* Start *

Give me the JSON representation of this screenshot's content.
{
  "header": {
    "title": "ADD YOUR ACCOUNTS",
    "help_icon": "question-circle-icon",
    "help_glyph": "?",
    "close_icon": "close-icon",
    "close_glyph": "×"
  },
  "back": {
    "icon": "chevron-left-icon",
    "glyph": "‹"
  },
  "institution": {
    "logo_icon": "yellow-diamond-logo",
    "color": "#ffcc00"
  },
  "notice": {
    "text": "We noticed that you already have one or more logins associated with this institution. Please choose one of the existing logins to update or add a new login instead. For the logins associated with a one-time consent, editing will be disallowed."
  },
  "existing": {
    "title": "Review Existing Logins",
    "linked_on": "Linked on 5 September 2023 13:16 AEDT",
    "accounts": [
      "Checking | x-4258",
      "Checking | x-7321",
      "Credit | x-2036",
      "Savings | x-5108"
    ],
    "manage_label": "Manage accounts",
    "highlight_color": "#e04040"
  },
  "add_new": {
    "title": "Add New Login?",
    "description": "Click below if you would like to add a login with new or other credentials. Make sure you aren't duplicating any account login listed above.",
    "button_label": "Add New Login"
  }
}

* End *

■ **OBJECTIVE**
Search the entries for the word "this", then gather every line that has it.

■ **SOLVED PROBLEM**
Give me the JSON representation of this screenshot's content.
    "text": "We noticed that you already have one or more logins associated with this institution. Please choose one of the existing logins to update or add a new login instead. For the logins associated with a one-time consent, editing will be disallowed."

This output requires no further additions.